**WHAT YOU ARE ASKED TO DO:**
Output word for word the lines from the one with "OCR this image." to the final line of the data, both ends included, but skip the pictures.

**AVAILABLE DATA:**
========================================

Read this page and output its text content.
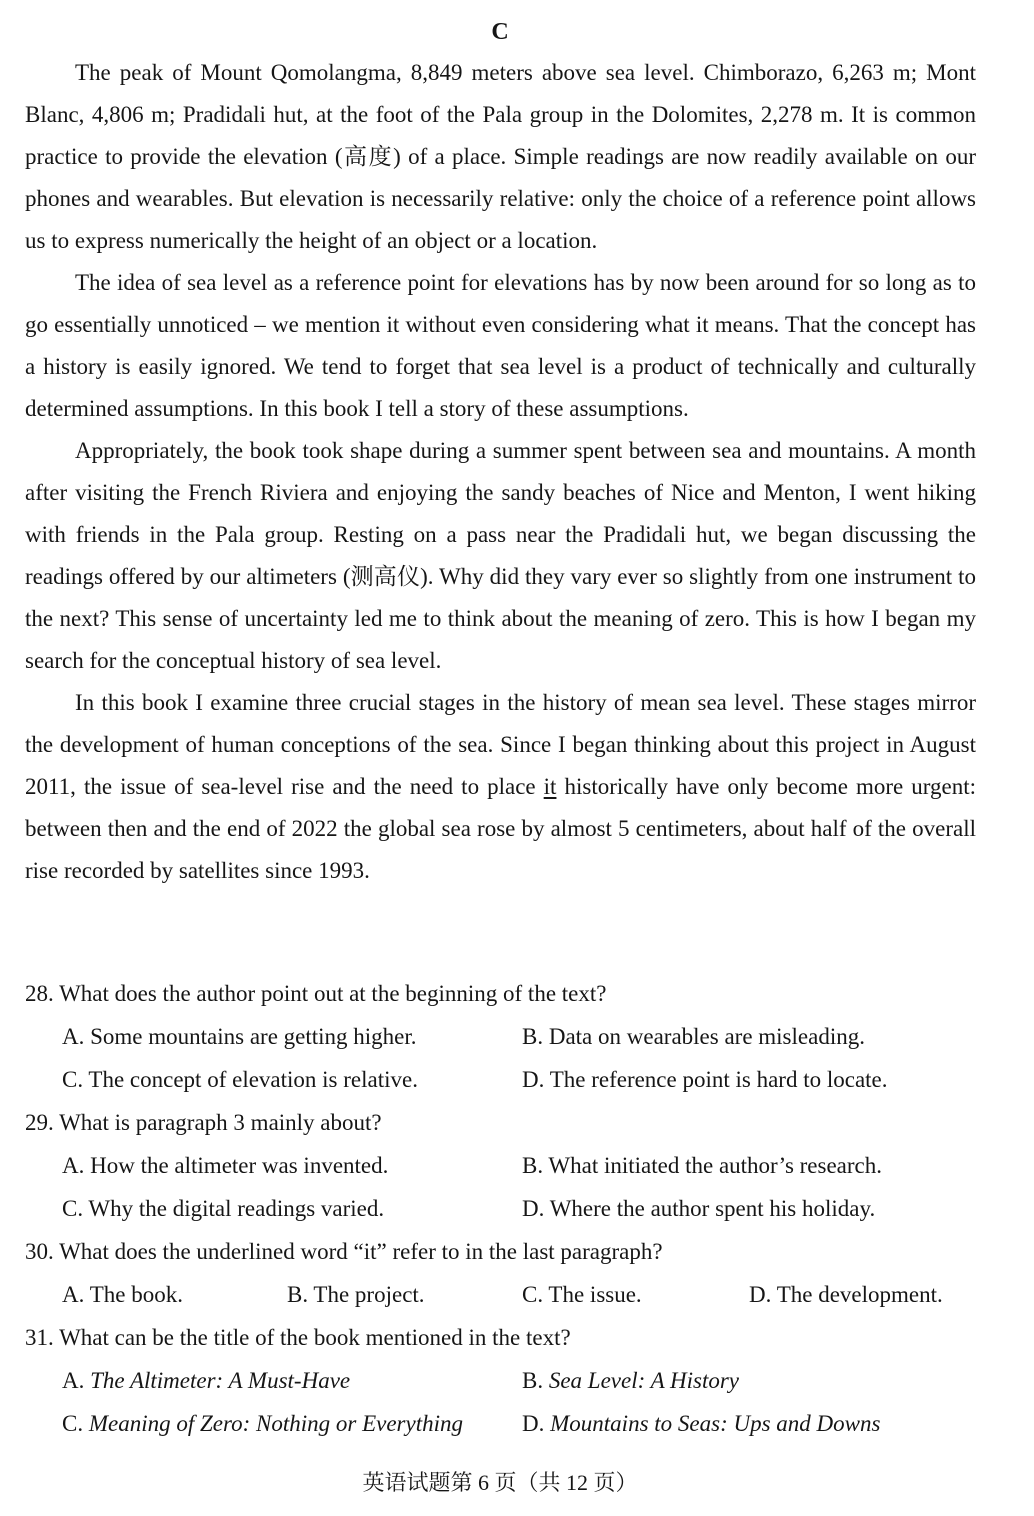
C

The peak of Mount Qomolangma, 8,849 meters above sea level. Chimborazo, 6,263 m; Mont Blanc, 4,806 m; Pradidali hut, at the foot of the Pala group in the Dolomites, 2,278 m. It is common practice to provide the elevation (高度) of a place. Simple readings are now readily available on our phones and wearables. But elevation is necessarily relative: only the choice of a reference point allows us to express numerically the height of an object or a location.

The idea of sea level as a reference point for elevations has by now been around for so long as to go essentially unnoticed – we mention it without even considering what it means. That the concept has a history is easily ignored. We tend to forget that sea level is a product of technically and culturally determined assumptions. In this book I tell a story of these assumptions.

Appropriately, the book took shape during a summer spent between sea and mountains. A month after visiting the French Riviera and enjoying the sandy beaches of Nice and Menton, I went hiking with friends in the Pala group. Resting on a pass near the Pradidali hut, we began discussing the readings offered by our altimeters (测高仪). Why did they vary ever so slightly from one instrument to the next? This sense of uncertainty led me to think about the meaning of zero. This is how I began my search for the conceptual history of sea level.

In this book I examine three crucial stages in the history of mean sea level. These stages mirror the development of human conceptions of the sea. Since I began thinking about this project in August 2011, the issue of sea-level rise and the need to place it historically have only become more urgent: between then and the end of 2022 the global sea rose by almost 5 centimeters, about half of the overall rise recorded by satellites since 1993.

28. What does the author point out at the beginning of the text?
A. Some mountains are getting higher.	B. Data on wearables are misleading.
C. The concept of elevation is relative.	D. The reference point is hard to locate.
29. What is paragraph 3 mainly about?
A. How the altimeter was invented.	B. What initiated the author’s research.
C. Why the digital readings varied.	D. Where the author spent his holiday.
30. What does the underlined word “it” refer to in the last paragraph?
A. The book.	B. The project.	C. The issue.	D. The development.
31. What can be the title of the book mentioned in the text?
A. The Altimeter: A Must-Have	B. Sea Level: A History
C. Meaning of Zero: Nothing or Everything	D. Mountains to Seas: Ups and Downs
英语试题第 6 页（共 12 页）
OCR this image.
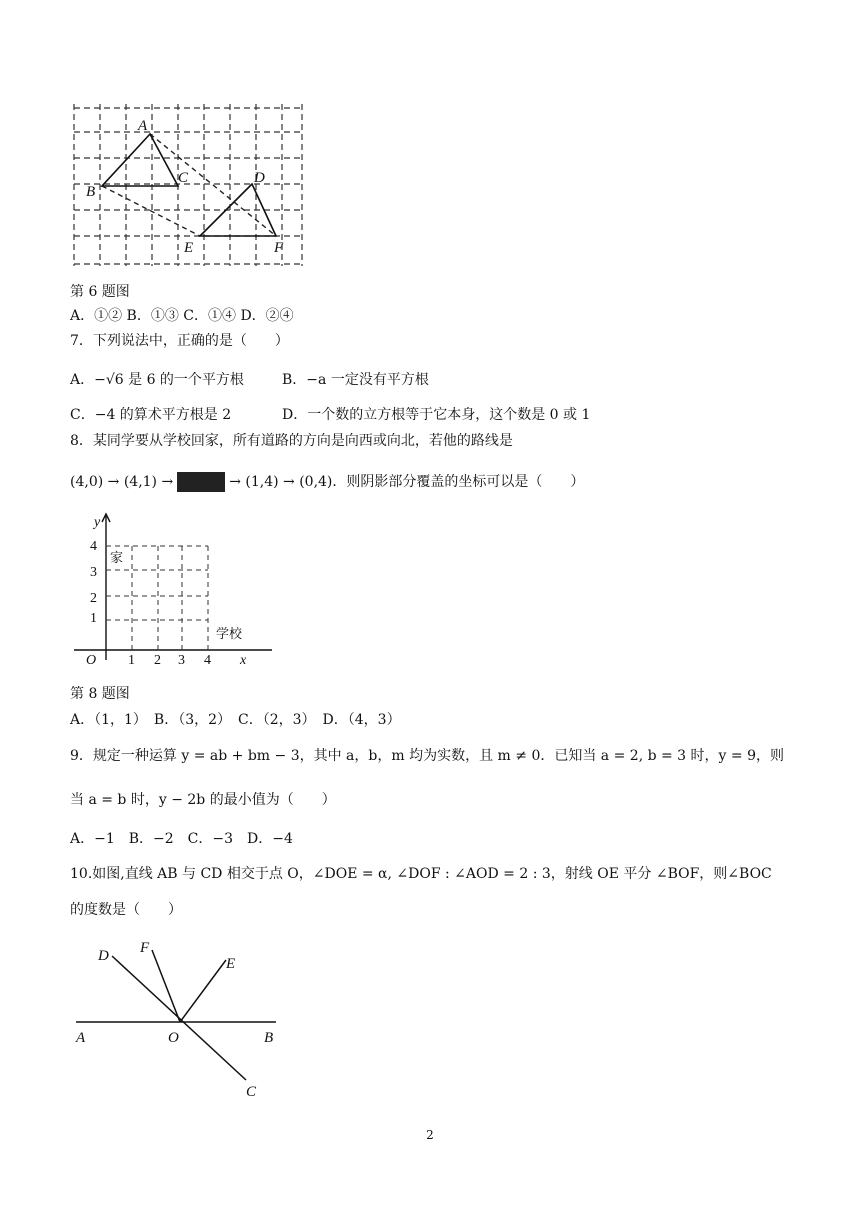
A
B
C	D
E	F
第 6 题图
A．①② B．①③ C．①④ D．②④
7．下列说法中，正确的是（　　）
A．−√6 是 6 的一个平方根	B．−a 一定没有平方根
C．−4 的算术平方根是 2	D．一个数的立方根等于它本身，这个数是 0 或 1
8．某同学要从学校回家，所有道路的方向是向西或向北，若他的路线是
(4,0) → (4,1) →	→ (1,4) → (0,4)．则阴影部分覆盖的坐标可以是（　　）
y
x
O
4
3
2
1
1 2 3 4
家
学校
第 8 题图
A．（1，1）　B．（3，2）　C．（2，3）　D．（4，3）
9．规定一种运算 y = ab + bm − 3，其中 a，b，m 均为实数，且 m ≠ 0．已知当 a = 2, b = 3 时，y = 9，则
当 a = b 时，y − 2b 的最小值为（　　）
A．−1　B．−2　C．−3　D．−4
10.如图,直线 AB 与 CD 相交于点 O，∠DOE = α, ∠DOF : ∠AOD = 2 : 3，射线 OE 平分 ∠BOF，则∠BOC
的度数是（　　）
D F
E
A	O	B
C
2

========================================

**EXERCISE ANSWER:**
OCR this image.
A
B
C	D
E	F
第 6 题图
A．①② B．①③ C．①④ D．②④
7．下列说法中，正确的是（　　）
A．−√6 是 6 的一个平方根	B．−a 一定没有平方根
C．−4 的算术平方根是 2	D．一个数的立方根等于它本身，这个数是 0 或 1
8．某同学要从学校回家，所有道路的方向是向西或向北，若他的路线是
(4,0) → (4,1) →	→ (1,4) → (0,4)．则阴影部分覆盖的坐标可以是（　　）
y
x
O
4
3
2
1
1 2 3 4
家
学校
第 8 题图
A．（1，1）　B．（3，2）　C．（2，3）　D．（4，3）
9．规定一种运算 y = ab + bm − 3，其中 a，b，m 均为实数，且 m ≠ 0．已知当 a = 2, b = 3 时，y = 9，则
当 a = b 时，y − 2b 的最小值为（　　）
A．−1　B．−2　C．−3　D．−4
10.如图,直线 AB 与 CD 相交于点 O，∠DOE = α, ∠DOF : ∠AOD = 2 : 3，射线 OE 平分 ∠BOF，则∠BOC
的度数是（　　）
D F
E
A	O	B
C
2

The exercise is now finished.